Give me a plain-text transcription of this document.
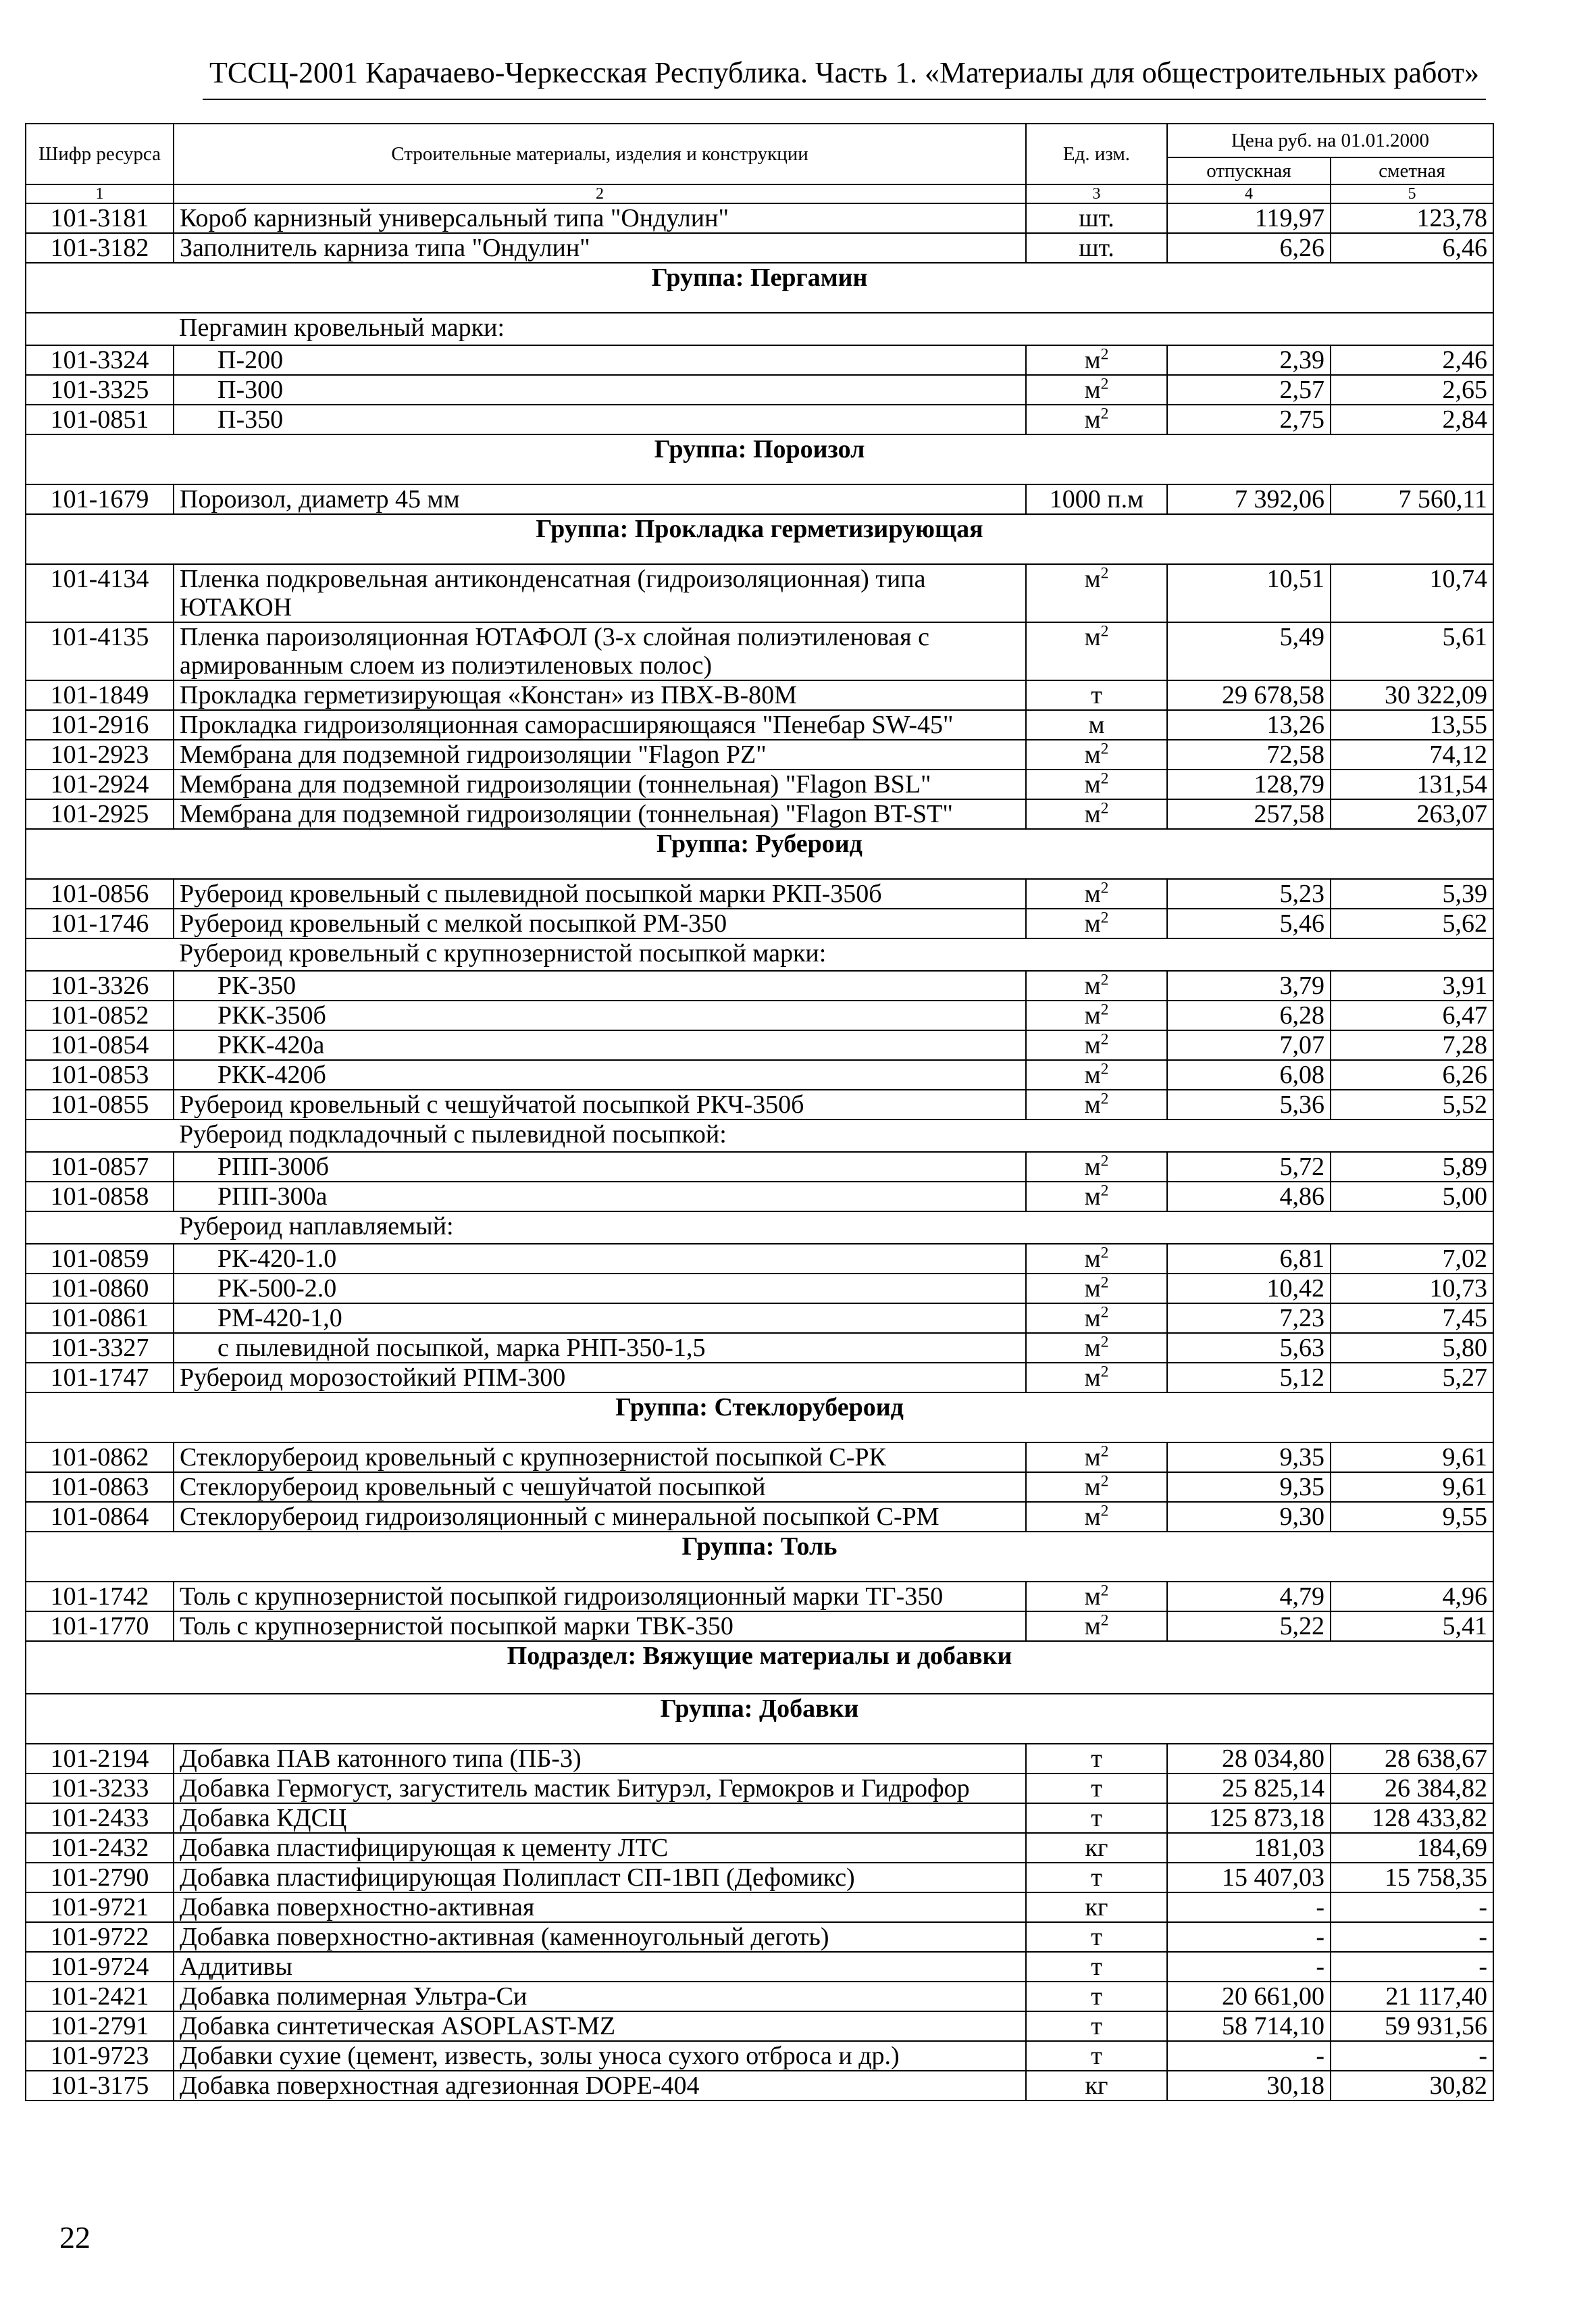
ТССЦ-2001 Карачаево-Черкесская Республика. Часть 1. «Материалы для общестроительных работ»
Шифр ресурса	Строительные материалы, изделия и конструкции	Ед. изм.	Цена руб. на 01.01.2000	
			отпускная	сметная
1	2	3	4	5
101-3181	Короб карнизный универсальный типа "Ондулин"	шт.	119,97	123,78
101-3182	Заполнитель карниза типа "Ондулин"	шт.	6,26	6,46
Группа: Пергамин				
	Пергамин кровельный марки:			
101-3324	П-200	$м^2$	2,39	2,46
101-3325	П-300	$м^2$	2,57	2,65
101-0851	П-350	$м^2$	2,75	2,84
Группа: Пороизол				
101-1679	Пороизол, диаметр 45 мм	1000 п.м	7 392,06	7 560,11
Группа: Прокладка герметизирующая				
101-4134	Пленка подкровельная антиконденсатная (гидроизоляционная) типа ЮТАКОН	$м^2$	10,51	10,74
101-4135	Пленка пароизоляционная ЮТАФОЛ (3-х слойная полиэтиленовая с армированным слоем из полиэтиленовых полос)	$м^2$	5,49	5,61
101-1849	Прокладка герметизирующая «Констан» из ПВХ-В-80М	т	29 678,58	30 322,09
101-2916	Прокладка гидроизоляционная саморасширяющаяся "Пенебар SW-45"	м	13,26	13,55
101-2923	Мембрана для подземной гидроизоляции "Flagon PZ"	$м^2$	72,58	74,12
101-2924	Мембрана для подземной гидроизоляции (тоннельная) "Flagon BSL"	$м^2$	128,79	131,54
101-2925	Мембрана для подземной гидроизоляции (тоннельная) "Flagon BT-ST"	$м^2$	257,58	263,07
Группа: Рубероид				
101-0856	Рубероид кровельный с пылевидной посыпкой марки РКП-350б	$м^2$	5,23	5,39
101-1746	Рубероид кровельный с мелкой посыпкой РМ-350	$м^2$	5,46	5,62
	Рубероид кровельный с крупнозернистой посыпкой марки:			
101-3326	РК-350	$м^2$	3,79	3,91
101-0852	РКК-350б	$м^2$	6,28	6,47
101-0854	РКК-420а	$м^2$	7,07	7,28
101-0853	РКК-420б	$м^2$	6,08	6,26
101-0855	Рубероид кровельный с чешуйчатой посыпкой РКЧ-350б	$м^2$	5,36	5,52
	Рубероид подкладочный с пылевидной посыпкой:			
101-0857	РПП-300б	$м^2$	5,72	5,89
101-0858	РПП-300а	$м^2$	4,86	5,00
	Рубероид наплавляемый:			
101-0859	РК-420-1.0	$м^2$	6,81	7,02
101-0860	РК-500-2.0	$м^2$	10,42	10,73
101-0861	РМ-420-1,0	$м^2$	7,23	7,45
101-3327	с пылевидной посыпкой, марка РНП-350-1,5	$м^2$	5,63	5,80
101-1747	Рубероид морозостойкий РПМ-300	$м^2$	5,12	5,27
Группа: Стеклорубероид				
101-0862	Стеклорубероид кровельный с крупнозернистой посыпкой С-РК	$м^2$	9,35	9,61
101-0863	Стеклорубероид кровельный с чешуйчатой посыпкой	$м^2$	9,35	9,61
101-0864	Стеклорубероид гидроизоляционный с минеральной посыпкой С-РМ	$м^2$	9,30	9,55
Группа: Толь				
101-1742	Толь с крупнозернистой посыпкой гидроизоляционный марки ТГ-350	$м^2$	4,79	4,96
101-1770	Толь с крупнозернистой посыпкой марки ТВК-350	$м^2$	5,22	5,41
Подраздел: Вяжущие материалы и добавки				
Группа: Добавки				
101-2194	Добавка ПАВ катонного типа (ПБ-3)	т	28 034,80	28 638,67
101-3233	Добавка Гермогуст, загуститель мастик Битурэл, Гермокров и Гидрофор	т	25 825,14	26 384,82
101-2433	Добавка КДСЦ	т	125 873,18	128 433,82
101-2432	Добавка пластифицирующая к цементу ЛТС	кг	181,03	184,69
101-2790	Добавка пластифицирующая Полипласт СП-1ВП (Дефомикс)	т	15 407,03	15 758,35
101-9721	Добавка поверхностно-активная	кг	-	-
101-9722	Добавка поверхностно-активная (каменноугольный деготь)	т	-	-
101-9724	Аддитивы	т	-	-
101-2421	Добавка полимерная Ультра-Си	т	20 661,00	21 117,40
101-2791	Добавка синтетическая ASOPLAST-MZ	т	58 714,10	59 931,56
101-9723	Добавки сухие (цемент, известь, золы уноса сухого отброса и др.)	т	-	-
101-3175	Добавка поверхностная адгезионная DOPE-404	кг	30,18	30,82
22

▶ **Goal**
Which lines in the records above contain the string "Пороизол"? Copy each one.

▶ **Answer for the task**
Группа: Пороизол				
101-1679	Пороизол, диаметр 45 мм	1000 п.м	7 392,06	7 560,11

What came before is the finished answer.